Select all lines in the records that include "Дизайн".

— Collected data entries —
>> start

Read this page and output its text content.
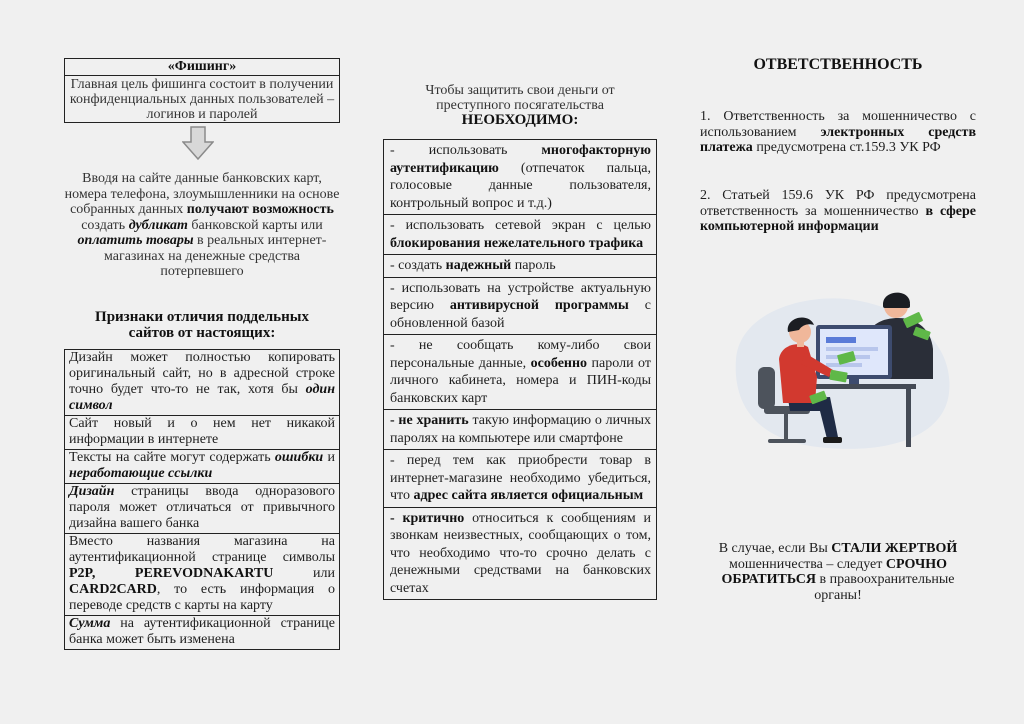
«Фишинг»
Главная цель фишинга состоит в получении конфиденциальных данных пользователей – логинов и паролей
Вводя на сайте данные банковских карт, номера телефона, злоумышленники на основе собранных данных получают возможность создать дубликат банковской карты или оплатить товары в реальных интернет-магазинах на денежные средства потерпевшего
Признаки отличия поддельных сайтов от настоящих:
Дизайн может полностью копировать оригинальный сайт, но в адресной строке точно будет что-то не так, хотя бы один символ
Сайт новый и о нем нет никакой информации в интернете
Тексты на сайте могут содержать ошибки и неработающие ссылки
Дизайн страницы ввода одноразового пароля может отличаться от привычного дизайна вашего банка
Вместо названия магазина на аутентификационной странице символы P2P, PEREVODNAKARTU или CARD2CARD, то есть информация о переводе средств с карты на карту
Сумма на аутентификационной странице банка может быть изменена
Чтобы защитить свои деньги от преступного посягательства НЕОБХОДИМО:
- использовать многофакторную аутентификацию (отпечаток пальца, голосовые данные пользователя, контрольный вопрос и т.д.)
- использовать сетевой экран с целью блокирования нежелательного трафика
- создать надежный пароль
- использовать на устройстве актуальную версию антивирусной программы с обновленной базой
- не сообщать кому-либо свои персональные данные, особенно пароли от личного кабинета, номера и ПИН-коды банковских карт
- не хранить такую информацию о личных паролях на компьютере или смартфоне
- перед тем как приобрести товар в интернет-магазине необходимо убедиться, что адрес сайта является официальным
- критично относиться к сообщениям и звонкам неизвестных, сообщающих о том, что необходимо что-то срочно делать с денежными средствами на банковских счетах
ОТВЕТСТВЕННОСТЬ
1. Ответственность за мошенничество с использованием электронных средств платежа предусмотрена ст.159.3 УК РФ
2. Статьей 159.6 УК РФ предусмотрена ответственность за мошенничество в сфере компьютерной информации
В случае, если Вы СТАЛИ ЖЕРТВОЙ мошенничества – следует СРОЧНО ОБРАТИТЬСЯ в правоохранительные органы!
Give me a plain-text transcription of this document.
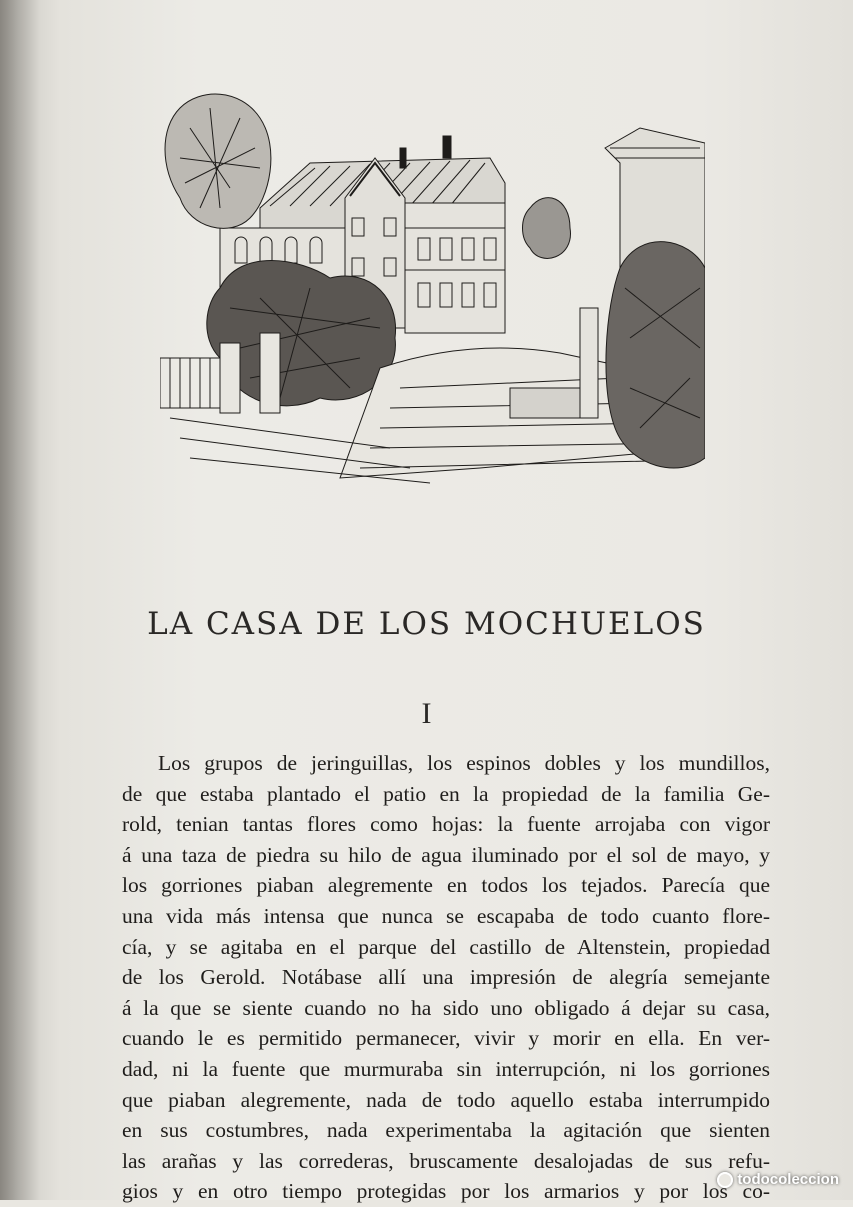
LA CASA DE LOS MOCHUELOS
I
Los grupos de jeringuillas, los espinos dobles y los mundillos,
de que estaba plantado el patio en la propiedad de la familia Ge-
rold, tenian tantas flores como hojas: la fuente arrojaba con vigor
á una taza de piedra su hilo de agua iluminado por el sol de mayo, y
los gorriones piaban alegremente en todos los tejados. Parecía que
una vida más intensa que nunca se escapaba de todo cuanto flore-
cía, y se agitaba en el parque del castillo de Altenstein, propiedad
de los Gerold. Notábase allí una impresión de alegría semejante
á la que se siente cuando no ha sido uno obligado á dejar su casa,
cuando le es permitido permanecer, vivir y morir en ella. En ver-
dad, ni la fuente que murmuraba sin interrupción, ni los gorriones
que piaban alegremente, nada de todo aquello estaba interrumpido
en sus costumbres, nada experimentaba la agitación que sienten
las arañas y las correderas, bruscamente desalojadas de sus refu-
gios y en otro tiempo protegidas por los armarios y por los co-
todocoleccion
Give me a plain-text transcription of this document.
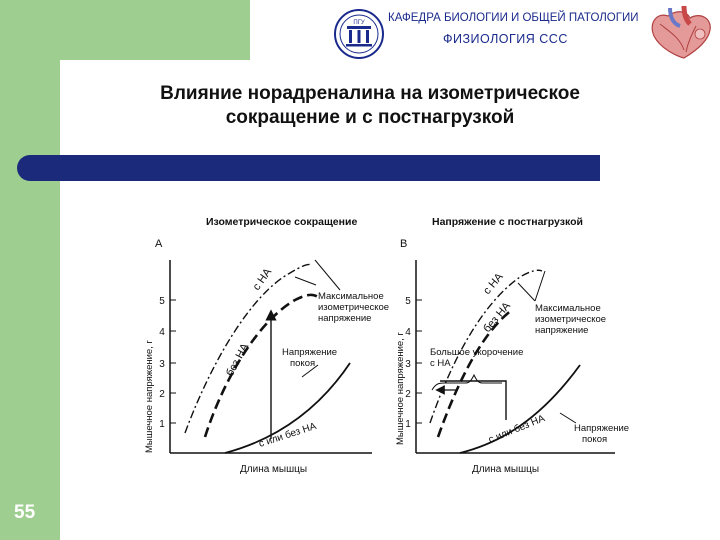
ПГУ КАФЕДРА БИОЛОГИИ И ОБЩЕЙ ПАТОЛОГИИ
ФИЗИОЛОГИЯ ССС
Влияние норадреналина на изометрическое
сокращение и с постнагрузкой
55
А
Изометрическое сокращение
Мышечное напряжение, г
Длина мышцы
1
2
3
4
5
с НА
без НА
с или без НА
Максимальное изометрическое напряжение
Напряжение покоя
В
Напряжение с постнагрузкой
Мышечное напряжение, г
Длина мышцы
1
2
3
4
5
с НА
без НА
с или без НА
Максимальное изометрическое напряжение
Большое укорочение с НА
Напряжение покоя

>> end

— Response to this task —
Дизайн может полностью копировать оригинальный сайт, но в адресной строке точно будет что-то не так, хотя бы один символ
Дизайн страницы ввода одноразового пароля может отличаться от привычного дизайна вашего банка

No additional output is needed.